— STATED GOAL A —
The forum post makes three points, each starting with a dash. For each point, name the title in quotation marks that it centers on.

Title: Re: dead prez
Post by: gman on June 25, 2004, 03:15:34 PM
As a male I'm not really qualified to say what is and is not disrespectful to sistren. And you (Erzulie) are certainly right when you say we should call out people who are supposed to be representing us when they do something questionable. (I would very much like to hear an explanation from dpz about their Ecko ads). However, I wonder if you might not be reading a bit too much into things here? Not saying you are, as I said I'm a man so I'm probably not going to be picking up on these things as much as you are, but here's a few points to consider:
-Is a desire to have sex with a woman (as expressed on "Mind Sex") necessarily a desire to "possess" her? Where are the images of possession/control/patriarchy in this song? OK it's not addressing all the aspects of building an equal relationship with a woman, but is that its purpose? It's only a 4 minute or so song. All the women I know (which admittedly is not all the women in the world) saw that song as a breath of fresh air in the quagmire of "money sex hoes", "shake ya booty" songs clogging up what passes for hip-hop nowadays.
-"Turn off the Radio" was a parody of the format of a radio show, and the sexy female voices were a parody of the sexy female voices on your average radio show. They're not the only female voices on there, there is also the articulate Black woman being interviewed on the "Hood News".
-"Real Black Girl" on the Mixtape vol.2 says they like a "warrior gal" "strong like Winnie Mandela, better yet Assata", a girl who "pops off and ain't afraid to peel, peel" (i.e. kill), hardly the typical patriarchal fantasy of a submissive woman. OK though, just as they bigged up both the "dark skin" and the "red bone", they could've bigged up more body types than the "swole in the rear", "slim in the waist, the legs so long".

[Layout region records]
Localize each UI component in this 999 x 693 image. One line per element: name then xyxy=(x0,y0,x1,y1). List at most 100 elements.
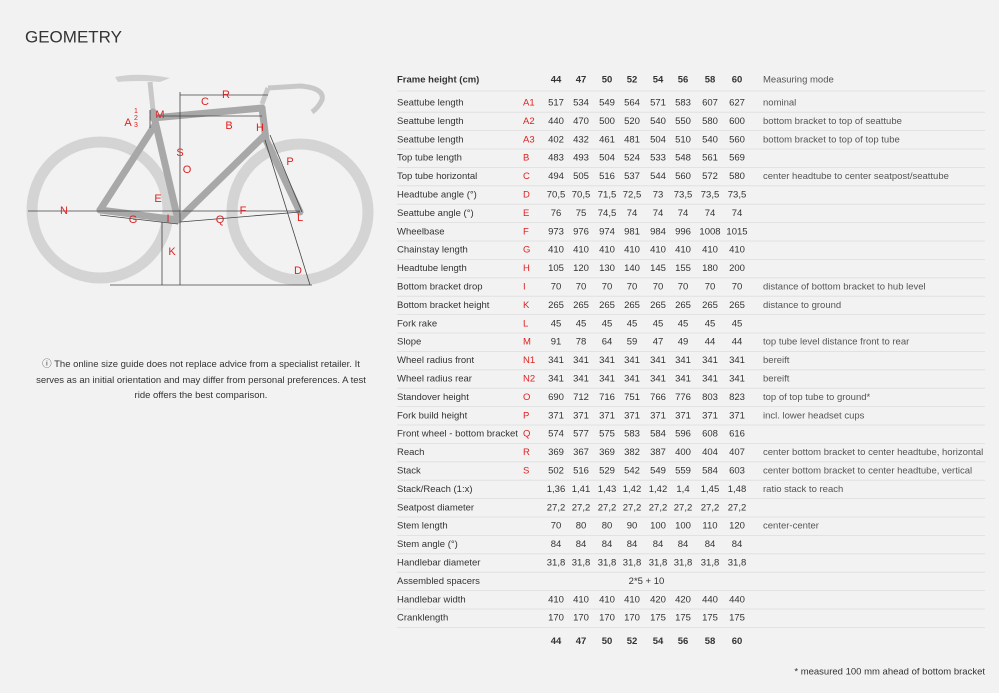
row-name: Bottom bracket drop xyxy=(397,282,483,293)
row-value: 504 xyxy=(599,153,615,164)
row-value: 371 xyxy=(650,410,666,421)
row-value: 371 xyxy=(702,410,718,421)
row-value: 70 xyxy=(576,282,587,293)
row-value: 371 xyxy=(599,410,615,421)
row-name: Seattube length xyxy=(397,116,464,127)
row-value: 175 xyxy=(729,613,745,624)
row-value: 70 xyxy=(602,282,613,293)
row-value: 265 xyxy=(624,300,640,311)
row-value: 516 xyxy=(599,171,615,182)
row-value: 560 xyxy=(729,134,745,145)
row-code: L xyxy=(523,318,528,329)
row-name: Headtube length xyxy=(397,263,467,274)
row-value: 410 xyxy=(624,594,640,605)
row-value: 45 xyxy=(678,318,689,329)
row-value: 410 xyxy=(599,594,615,605)
row-value: 27,2 xyxy=(701,502,720,513)
row-value: 59 xyxy=(627,337,638,348)
row-value: 341 xyxy=(573,355,589,366)
row-name: Chainstay length xyxy=(397,245,468,256)
row-value: 170 xyxy=(548,613,564,624)
size-header: 54 xyxy=(653,75,664,86)
diagram-label: C xyxy=(201,96,209,108)
row-value: 105 xyxy=(548,263,564,274)
row-value: 84 xyxy=(678,539,689,550)
row-value: 120 xyxy=(573,263,589,274)
row-mode: nominal xyxy=(763,98,796,109)
row-name: Bottom bracket height xyxy=(397,300,490,311)
row-value: 1,45 xyxy=(701,484,720,495)
diagram-label: A xyxy=(124,117,132,129)
row-value: 64 xyxy=(602,337,613,348)
row-name: Seattube length xyxy=(397,134,464,145)
row-value: 70,5 xyxy=(547,190,566,201)
row-value: 31,8 xyxy=(572,558,591,569)
row-value: 712 xyxy=(573,392,589,403)
row-value: 73,5 xyxy=(728,190,747,201)
row-value: 72,5 xyxy=(623,190,642,201)
row-value: 1,43 xyxy=(598,484,617,495)
row-code: G xyxy=(523,245,530,256)
row-value: 1,36 xyxy=(547,484,566,495)
row-value: 560 xyxy=(675,171,691,182)
row-value: 520 xyxy=(624,116,640,127)
row-value: 70 xyxy=(732,282,743,293)
row-value: 371 xyxy=(548,410,564,421)
row-code: N1 xyxy=(523,355,535,366)
row-value: 78 xyxy=(576,337,587,348)
header-label: Frame height (cm) xyxy=(397,75,479,86)
mode-header: Measuring mode xyxy=(763,75,834,86)
row-name: Wheelbase xyxy=(397,226,445,237)
row-name: Fork rake xyxy=(397,318,437,329)
row-name: Fork build height xyxy=(397,410,468,421)
row-value: 580 xyxy=(729,171,745,182)
row-value: 569 xyxy=(729,153,745,164)
row-value: 49 xyxy=(678,337,689,348)
row-value: 470 xyxy=(573,116,589,127)
diagram-label: N xyxy=(60,205,68,217)
row-code: B xyxy=(523,153,529,164)
row-value: 341 xyxy=(675,374,691,385)
row-code: H xyxy=(523,263,530,274)
row-value: 561 xyxy=(702,153,718,164)
row-value: 627 xyxy=(729,98,745,109)
row-value: 584 xyxy=(650,429,666,440)
diagram-label: K xyxy=(168,246,176,258)
row-value: 1015 xyxy=(726,226,747,237)
row-value: 73 xyxy=(653,190,664,201)
row-value: 803 xyxy=(702,392,718,403)
row-value: 559 xyxy=(675,466,691,477)
row-value: 31,8 xyxy=(728,558,747,569)
row-value: 549 xyxy=(599,98,615,109)
row-mode: center headtube to center seatpost/seatt… xyxy=(763,171,949,182)
diagram-label: L xyxy=(297,212,303,224)
row-value: 550 xyxy=(675,116,691,127)
row-name: Wheel radius rear xyxy=(397,374,472,385)
row-value: 45 xyxy=(627,318,638,329)
row-mode: top of top tube to ground* xyxy=(763,392,871,403)
row-value: 180 xyxy=(702,263,718,274)
row-value: 404 xyxy=(702,447,718,458)
row-value: 1008 xyxy=(699,226,720,237)
row-value: 571 xyxy=(650,98,666,109)
row-code: R xyxy=(523,447,530,458)
size-guide-note: ⓘ The online size guide does not replace… xyxy=(36,359,366,401)
row-code: E xyxy=(523,208,529,219)
row-value: 690 xyxy=(548,392,564,403)
row-value: 341 xyxy=(599,374,615,385)
row-code: P xyxy=(523,410,529,421)
row-value: 45 xyxy=(653,318,664,329)
row-code: I xyxy=(523,282,526,293)
diagram-label: 1 xyxy=(134,108,138,115)
row-value: 170 xyxy=(573,613,589,624)
row-value: 265 xyxy=(702,300,718,311)
size-header: 52 xyxy=(627,75,638,86)
row-value: 74 xyxy=(627,208,638,219)
row-name: Cranklength xyxy=(397,613,448,624)
diagram-label: E xyxy=(154,193,161,205)
row-value: 265 xyxy=(650,300,666,311)
row-value: 369 xyxy=(599,447,615,458)
row-value: 371 xyxy=(729,410,745,421)
diagram-label: Q xyxy=(216,214,225,226)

— STATED GOAL B —
Select every line of the listing above that contains the string "Fork", matching case exactly.

— COMPLETE ANSWER A —
"Mind Sex", "Turn off the Radio", "Real Black Girl"

— COMPLETE ANSWER B —
row-name: Fork rake xyxy=(397,318,437,329)
row-name: Fork build height xyxy=(397,410,468,421)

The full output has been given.